• [WHAT THE TASK REQUIRES]
Pull every line containing the word "updated" from the records.

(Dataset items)

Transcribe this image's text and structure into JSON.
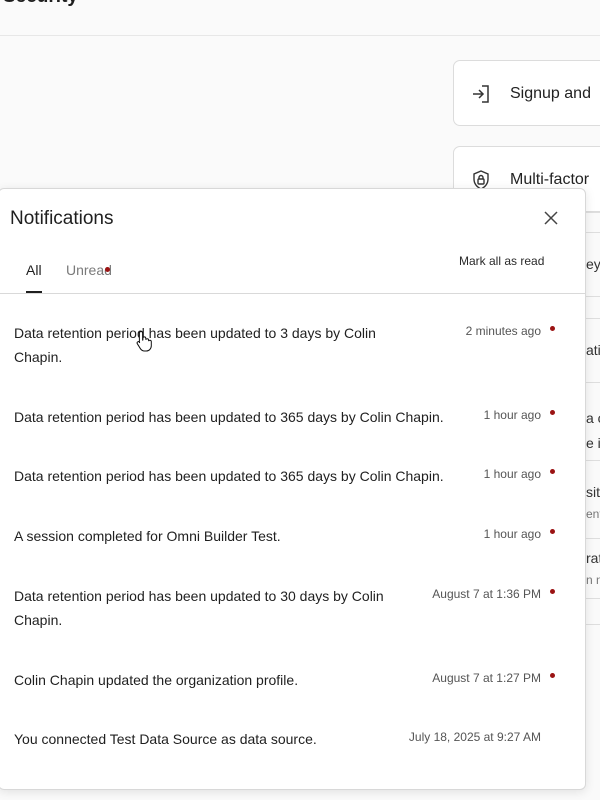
{
  "page": {
    "title": "Security"
  },
  "background_cards": [
    {
      "label": "Signup and",
      "icon": "sign-in-icon"
    },
    {
      "label": "Multi-factor",
      "icon": "shield-lock-icon"
    }
  ],
  "background_fragments": [
    "eys",
    "atio",
    "a o",
    "e i",
    "sito",
    "ents",
    "rat",
    "n n"
  ],
  "panel": {
    "title": "Notifications",
    "tabs": [
      {
        "label": "All",
        "active": true
      },
      {
        "label": "Unread",
        "active": false,
        "has_indicator": true
      }
    ],
    "mark_all_label": "Mark all as read",
    "notifications": [
      {
        "text": "Data retention period has been updated to 3 days by Colin Chapin.",
        "time": "2 minutes ago",
        "unread": true
      },
      {
        "text": "Data retention period has been updated to 365 days by Colin Chapin.",
        "time": "1 hour ago",
        "unread": true
      },
      {
        "text": "Data retention period has been updated to 365 days by Colin Chapin.",
        "time": "1 hour ago",
        "unread": true
      },
      {
        "text": "A session completed for Omni Builder Test.",
        "time": "1 hour ago",
        "unread": true
      },
      {
        "text": "Data retention period has been updated to 30 days by Colin Chapin.",
        "time": "August 7 at 1:36 PM",
        "unread": true
      },
      {
        "text": "Colin Chapin updated the organization profile.",
        "time": "August 7 at 1:27 PM",
        "unread": true
      },
      {
        "text": "You connected Test Data Source as data source.",
        "time": "July 18, 2025 at 9:27 AM",
        "unread": false
      }
    ]
  },
  "colors": {
    "unread_dot": "#9b1313",
    "panel_bg": "#ffffff",
    "page_bg": "#fafafa"
  }
}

• [SOLUTION TO THE EXERCISE]
        "text": "Data retention period has been updated to 3 days by Colin Chapin.",
        "text": "Data retention period has been updated to 365 days by Colin Chapin.",
        "text": "Data retention period has been updated to 365 days by Colin Chapin.",
        "text": "Data retention period has been updated to 30 days by Colin Chapin.",
        "text": "Colin Chapin updated the organization profile.",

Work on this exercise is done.